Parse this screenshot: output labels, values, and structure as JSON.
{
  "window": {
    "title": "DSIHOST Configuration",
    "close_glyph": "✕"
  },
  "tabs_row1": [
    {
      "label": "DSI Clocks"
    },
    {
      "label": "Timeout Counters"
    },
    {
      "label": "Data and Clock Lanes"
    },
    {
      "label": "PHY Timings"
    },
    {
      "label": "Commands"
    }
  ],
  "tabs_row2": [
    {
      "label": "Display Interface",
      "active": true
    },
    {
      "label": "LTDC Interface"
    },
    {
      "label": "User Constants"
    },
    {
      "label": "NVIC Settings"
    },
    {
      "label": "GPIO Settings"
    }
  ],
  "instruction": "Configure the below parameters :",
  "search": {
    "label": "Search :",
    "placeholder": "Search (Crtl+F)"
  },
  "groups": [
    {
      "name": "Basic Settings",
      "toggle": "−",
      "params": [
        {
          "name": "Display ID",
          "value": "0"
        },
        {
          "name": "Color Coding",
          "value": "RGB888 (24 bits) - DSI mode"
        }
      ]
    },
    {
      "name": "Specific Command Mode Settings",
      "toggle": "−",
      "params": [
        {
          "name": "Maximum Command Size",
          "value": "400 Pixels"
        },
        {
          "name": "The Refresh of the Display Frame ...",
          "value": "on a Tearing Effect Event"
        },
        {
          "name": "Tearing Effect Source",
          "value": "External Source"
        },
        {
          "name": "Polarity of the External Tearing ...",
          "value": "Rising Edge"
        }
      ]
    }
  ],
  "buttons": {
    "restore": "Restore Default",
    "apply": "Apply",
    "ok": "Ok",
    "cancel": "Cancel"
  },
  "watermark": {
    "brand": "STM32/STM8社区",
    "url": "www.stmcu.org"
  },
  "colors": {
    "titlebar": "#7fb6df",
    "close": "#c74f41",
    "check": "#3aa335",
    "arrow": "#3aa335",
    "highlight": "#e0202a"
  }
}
• • • • •
Exercise aim
Set all of the entries down again, exactly as they were given.

Solution
Parse this screenshot: output labels, values, and structure as JSON.
{
  "window": {
    "title": "DSIHOST Configuration",
    "close_glyph": "✕"
  },
  "tabs_row1": [
    {
      "label": "DSI Clocks"
    },
    {
      "label": "Timeout Counters"
    },
    {
      "label": "Data and Clock Lanes"
    },
    {
      "label": "PHY Timings"
    },
    {
      "label": "Commands"
    }
  ],
  "tabs_row2": [
    {
      "label": "Display Interface",
      "active": true
    },
    {
      "label": "LTDC Interface"
    },
    {
      "label": "User Constants"
    },
    {
      "label": "NVIC Settings"
    },
    {
      "label": "GPIO Settings"
    }
  ],
  "instruction": "Configure the below parameters :",
  "search": {
    "label": "Search :",
    "placeholder": "Search (Crtl+F)"
  },
  "groups": [
    {
      "name": "Basic Settings",
      "toggle": "−",
      "params": [
        {
          "name": "Display ID",
          "value": "0"
        },
        {
          "name": "Color Coding",
          "value": "RGB888 (24 bits) - DSI mode"
        }
      ]
    },
    {
      "name": "Specific Command Mode Settings",
      "toggle": "−",
      "params": [
        {
          "name": "Maximum Command Size",
          "value": "400 Pixels"
        },
        {
          "name": "The Refresh of the Display Frame ...",
          "value": "on a Tearing Effect Event"
        },
        {
          "name": "Tearing Effect Source",
          "value": "External Source"
        },
        {
          "name": "Polarity of the External Tearing ...",
          "value": "Rising Edge"
        }
      ]
    }
  ],
  "buttons": {
    "restore": "Restore Default",
    "apply": "Apply",
    "ok": "Ok",
    "cancel": "Cancel"
  },
  "watermark": {
    "brand": "STM32/STM8社区",
    "url": "www.stmcu.org"
  },
  "colors": {
    "titlebar": "#7fb6df",
    "close": "#c74f41",
    "check": "#3aa335",
    "arrow": "#3aa335",
    "highlight": "#e0202a"
  }
}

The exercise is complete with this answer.